Получается, что мужчины и женщины не только по-разному проводят время, но и по-разному его ощущают. Новаторское исследование, посвященное этому феномену, ввело новое понятие – «расходящиеся реальности»{296}. Например, семья занята одним и тем же, скажем, ужинает. При этом женщины ощущают беспокойство из-за того, что они в этот момент ничего не делают, а их мужья – наоборот. Они рады, что уехали вовремя с работы и могут отдохнуть{297}. Используя метод выборочной проверки, который предполагает опросы людей не только по поводу того, что они делают в течение дня, но и на тему их мыслей и ощущений, Чиксентмихайи оказался одним из первых, кто обнаружил, что время у женщин более «загрязнено». Вне зависимости от того, чем занимаются женщины, они постоянно держат в голове все вопросы, связанные с детьми, домом, работой, делами и семьей. И, как пишет Чиксентмихайи, этот напряженный «умственный труд» лишь усугубляет у женщин ощущение вечной нехватки времени{298}.
Ничего удивительного, что, как показывают исследования во всем мире, у женщин чаще, чем у мужчин, встречаются хронический стресс и чувство, что жизнь выходит из-под контроля{299}. Ничего удивительного, что экономисты Бетси Стивенсон и Джастин Волферс выяснили, что женщины сейчас намного более несчастны, чем сорок лет назад, а мужчины – наоборот. Они и в зрелом возрасте чувствуют себя замечательно, в то время как женщины остаются с нереализованными мечтами{300}.
Чтобы разобраться, что происходит в моей собственной жизни, я как журналист поступила вполне естественным образом: взяла блокнот с ручкой и стала задавать вопросы. За одну неделю «активного слушания» с Джессикой Дегрут я заново прожила все двадцать лет своей семейной жизни. Я много гуляла и разговаривала с Томом. Постепенно мы пришли к выводу, что никогда не разговаривали откровенно о своих желаниях. Когда мы говорили, что хотим быть равными в семейных делах, мы имели крайне смутное представление о том, что это такое.
Если честно, Том всегда очень дисциплинированно относился к рабочему времени, работал эффективно, никогда не засиживался в офисе без причин, старался приезжать домой вовремя, находил время на семью и не пытался стать идеальным работником даже там, где эта культура процветала. Зато у меня постоянно был непонятно какой рабочий график.
И мы оба пришли к выводу, что все проблемы со временем и распределением обязанностей начались, как правильно отметила Дегрут, с момента рождения первого ребенка. Мы не старались перебороть себя, а жили своими предположениями, которые глотали как горькое лекарство. Я предполагала, что Том возьмет отпуск по уходу за новорожденным, чтобы нам было проще вместе справляться со всеми делами. Он всегда говорил, что хотел быть хорошим родителем и заниматься детьми больше, чем его отец. Вместо этого он брал короткий отпуск после рождения детей. И, возможно, чувствуя некоторую степень вины, он всегда уходил от ответа на вопрос, почему не взял более длительный отпуск тогда, когда мы оба в нем нуждались. И вот наступил день, когда я взяла блокнот и подошла к нему, чтобы узнать истинные причины случившегося.

• • • •

ТЕКСТ ЗАДАНИЯ A.
Перепишите дословно из отрывка всё, начиная со слов «Если честно, Том» и до слов «какой рабочий график.» включительно.

ИСХОДНЫЕ ДАННЫЕ.

• • • •

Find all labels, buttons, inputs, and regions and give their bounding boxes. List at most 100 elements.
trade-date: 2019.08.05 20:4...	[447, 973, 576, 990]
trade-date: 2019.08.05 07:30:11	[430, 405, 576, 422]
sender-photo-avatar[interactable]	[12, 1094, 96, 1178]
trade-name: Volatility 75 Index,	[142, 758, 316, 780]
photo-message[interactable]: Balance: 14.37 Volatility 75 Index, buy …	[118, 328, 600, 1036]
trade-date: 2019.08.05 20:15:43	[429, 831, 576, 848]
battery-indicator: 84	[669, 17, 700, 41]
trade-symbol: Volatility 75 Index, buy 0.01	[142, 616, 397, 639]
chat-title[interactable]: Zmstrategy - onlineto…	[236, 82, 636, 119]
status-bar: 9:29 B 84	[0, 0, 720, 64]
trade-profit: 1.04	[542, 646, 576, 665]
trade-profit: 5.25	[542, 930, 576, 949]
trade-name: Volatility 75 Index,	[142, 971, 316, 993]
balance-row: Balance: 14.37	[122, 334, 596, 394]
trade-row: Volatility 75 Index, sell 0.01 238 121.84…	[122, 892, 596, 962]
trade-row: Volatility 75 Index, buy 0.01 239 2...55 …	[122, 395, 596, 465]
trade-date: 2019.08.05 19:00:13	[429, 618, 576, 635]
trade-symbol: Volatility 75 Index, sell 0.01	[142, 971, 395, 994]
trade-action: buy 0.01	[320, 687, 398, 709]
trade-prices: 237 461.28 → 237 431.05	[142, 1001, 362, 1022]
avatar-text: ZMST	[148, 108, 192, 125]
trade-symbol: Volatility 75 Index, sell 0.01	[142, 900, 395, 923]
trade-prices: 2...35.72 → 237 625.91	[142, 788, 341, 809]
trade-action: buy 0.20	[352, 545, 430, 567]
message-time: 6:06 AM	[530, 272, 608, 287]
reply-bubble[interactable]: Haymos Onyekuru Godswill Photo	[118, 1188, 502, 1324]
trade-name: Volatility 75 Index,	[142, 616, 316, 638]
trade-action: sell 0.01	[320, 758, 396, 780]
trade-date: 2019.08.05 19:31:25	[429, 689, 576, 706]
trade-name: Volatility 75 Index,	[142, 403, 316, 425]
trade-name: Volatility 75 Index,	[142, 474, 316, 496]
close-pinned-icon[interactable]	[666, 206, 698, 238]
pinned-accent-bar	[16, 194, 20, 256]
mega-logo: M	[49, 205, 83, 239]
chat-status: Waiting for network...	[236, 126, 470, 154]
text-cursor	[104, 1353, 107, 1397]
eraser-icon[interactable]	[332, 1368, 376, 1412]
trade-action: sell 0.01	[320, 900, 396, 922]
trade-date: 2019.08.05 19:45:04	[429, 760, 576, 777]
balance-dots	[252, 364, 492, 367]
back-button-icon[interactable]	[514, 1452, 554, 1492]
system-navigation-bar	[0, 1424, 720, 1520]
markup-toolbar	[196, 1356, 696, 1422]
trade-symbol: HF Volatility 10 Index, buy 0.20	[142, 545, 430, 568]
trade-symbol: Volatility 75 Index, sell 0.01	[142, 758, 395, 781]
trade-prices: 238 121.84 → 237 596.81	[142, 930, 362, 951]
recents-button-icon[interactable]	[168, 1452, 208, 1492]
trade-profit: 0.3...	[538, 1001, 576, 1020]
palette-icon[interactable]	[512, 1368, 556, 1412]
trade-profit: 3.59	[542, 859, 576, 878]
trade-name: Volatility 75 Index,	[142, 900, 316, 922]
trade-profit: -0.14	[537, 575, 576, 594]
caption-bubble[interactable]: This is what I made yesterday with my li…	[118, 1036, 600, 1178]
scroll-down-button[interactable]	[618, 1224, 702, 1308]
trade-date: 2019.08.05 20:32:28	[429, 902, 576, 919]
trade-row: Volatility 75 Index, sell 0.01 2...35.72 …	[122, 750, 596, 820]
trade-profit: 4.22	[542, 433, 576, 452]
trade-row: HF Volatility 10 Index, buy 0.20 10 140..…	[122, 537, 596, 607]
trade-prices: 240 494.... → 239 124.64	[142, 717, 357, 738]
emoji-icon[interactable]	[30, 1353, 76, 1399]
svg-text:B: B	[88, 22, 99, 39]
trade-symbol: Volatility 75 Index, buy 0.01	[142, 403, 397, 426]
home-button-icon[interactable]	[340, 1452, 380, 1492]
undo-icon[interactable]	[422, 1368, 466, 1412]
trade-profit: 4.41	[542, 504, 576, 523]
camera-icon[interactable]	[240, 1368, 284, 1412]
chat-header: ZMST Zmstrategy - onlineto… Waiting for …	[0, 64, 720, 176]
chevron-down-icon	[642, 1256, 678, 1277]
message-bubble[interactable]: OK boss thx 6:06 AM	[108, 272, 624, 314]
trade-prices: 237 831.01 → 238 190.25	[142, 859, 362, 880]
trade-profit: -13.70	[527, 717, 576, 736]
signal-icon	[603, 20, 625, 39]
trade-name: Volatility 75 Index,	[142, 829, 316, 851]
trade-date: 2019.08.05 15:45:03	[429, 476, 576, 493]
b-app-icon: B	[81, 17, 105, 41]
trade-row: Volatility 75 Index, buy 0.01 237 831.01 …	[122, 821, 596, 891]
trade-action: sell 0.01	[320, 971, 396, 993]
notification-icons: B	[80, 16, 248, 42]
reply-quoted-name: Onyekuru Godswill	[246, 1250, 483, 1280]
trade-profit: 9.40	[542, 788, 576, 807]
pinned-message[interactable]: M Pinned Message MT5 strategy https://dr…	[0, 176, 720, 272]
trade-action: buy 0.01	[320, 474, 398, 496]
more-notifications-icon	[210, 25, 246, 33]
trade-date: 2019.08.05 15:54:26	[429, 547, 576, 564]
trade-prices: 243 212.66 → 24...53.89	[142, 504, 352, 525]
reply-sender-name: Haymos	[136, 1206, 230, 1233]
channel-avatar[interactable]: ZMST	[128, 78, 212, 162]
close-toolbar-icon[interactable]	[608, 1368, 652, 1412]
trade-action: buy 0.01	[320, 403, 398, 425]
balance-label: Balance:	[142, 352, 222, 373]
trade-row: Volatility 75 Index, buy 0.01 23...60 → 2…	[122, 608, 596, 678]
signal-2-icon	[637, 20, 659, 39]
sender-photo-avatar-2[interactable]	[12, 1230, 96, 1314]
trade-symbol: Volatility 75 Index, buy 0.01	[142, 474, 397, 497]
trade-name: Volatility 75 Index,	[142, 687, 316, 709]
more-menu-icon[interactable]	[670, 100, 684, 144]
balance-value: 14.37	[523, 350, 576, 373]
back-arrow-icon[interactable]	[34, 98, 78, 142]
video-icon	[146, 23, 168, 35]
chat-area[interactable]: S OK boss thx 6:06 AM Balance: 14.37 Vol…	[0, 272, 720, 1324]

• • • •

ТЕКСТ ЗАДАНИЯ B.
Перепишите записи с самого начала и до строки, содержащей «1353, 107, 1397]», включительно в виде таблицы Markdown со столбцами «№» (номер строки) и «Строка», пропустив пустые строки.

РЕЗУЛЬТАТ ЗАДАНИЯ A.
Если честно, Том всегда очень дисциплинированно относился к рабочему времени, работал эффективно, никогда не засиживался в офисе без причин, старался приезжать домой вовремя, находил время на семью и не пытался стать идеальным работником даже там, где эта культура процветала. Зато у меня постоянно был непонятно какой рабочий график.

РЕЗУЛЬТАТ ЗАДАНИЯ B.
| № | Строка |
|---|---|
| 1 | Find all labels, buttons, inputs, and regions and give their bounding boxes. List at most 100 elements. |
| 2 | trade-date: 2019.08.05 20:4...	[447, 973, 576, 990] |
| 3 | trade-date: 2019.08.05 07:30:11	[430, 405, 576, 422] |
| 4 | sender-photo-avatar[interactable]	[12, 1094, 96, 1178] |
| 5 | trade-name: Volatility 75 Index,	[142, 758, 316, 780] |
| 6 | photo-message[interactable]: Balance: 14.37 Volatility 75 Index, buy …	[118, 328, 600, 1036] |
| 7 | trade-date: 2019.08.05 20:15:43	[429, 831, 576, 848] |
| 8 | battery-indicator: 84	[669, 17, 700, 41] |
| 9 | trade-symbol: Volatility 75 Index, buy 0.01	[142, 616, 397, 639] |
| 10 | chat-title[interactable]: Zmstrategy - onlineto…	[236, 82, 636, 119] |
| 11 | status-bar: 9:29 B 84	[0, 0, 720, 64] |
| 12 | trade-profit: 1.04	[542, 646, 576, 665] |
| 13 | trade-profit: 5.25	[542, 930, 576, 949] |
| 14 | trade-name: Volatility 75 Index,	[142, 971, 316, 993] |
| 15 | balance-row: Balance: 14.37	[122, 334, 596, 394] |
| 16 | trade-row: Volatility 75 Index, sell 0.01 238 121.84…	[122, 892, 596, 962] |
| 17 | trade-row: Volatility 75 Index, buy 0.01 239 2...55 …	[122, 395, 596, 465] |
| 18 | trade-date: 2019.08.05 19:00:13	[429, 618, 576, 635] |
| 19 | trade-symbol: Volatility 75 Index, sell 0.01	[142, 971, 395, 994] |
| 20 | trade-action: buy 0.01	[320, 687, 398, 709] |
| 21 | trade-prices: 237 461.28 → 237 431.05	[142, 1001, 362, 1022] |
| 22 | avatar-text: ZMST	[148, 108, 192, 125] |
| 23 | trade-symbol: Volatility 75 Index, sell 0.01	[142, 900, 395, 923] |
| 24 | trade-prices: 2...35.72 → 237 625.91	[142, 788, 341, 809] |
| 25 | trade-action: buy 0.20	[352, 545, 430, 567] |
| 26 | message-time: 6:06 AM	[530, 272, 608, 287] |
| 27 | reply-bubble[interactable]: Haymos Onyekuru Godswill Photo	[118, 1188, 502, 1324] |
| 28 | trade-name: Volatility 75 Index,	[142, 616, 316, 638] |
| 29 | trade-action: sell 0.01	[320, 758, 396, 780] |
| 30 | trade-date: 2019.08.05 19:31:25	[429, 689, 576, 706] |
| 31 | trade-name: Volatility 75 Index,	[142, 403, 316, 425] |
| 32 | trade-name: Volatility 75 Index,	[142, 474, 316, 496] |
| 33 | close-pinned-icon[interactable]	[666, 206, 698, 238] |
| 34 | pinned-accent-bar	[16, 194, 20, 256] |
| 35 | mega-logo: M	[49, 205, 83, 239] |
| 36 | chat-status: Waiting for network...	[236, 126, 470, 154] |
| 37 | text-cursor	[104, 1353, 107, 1397] |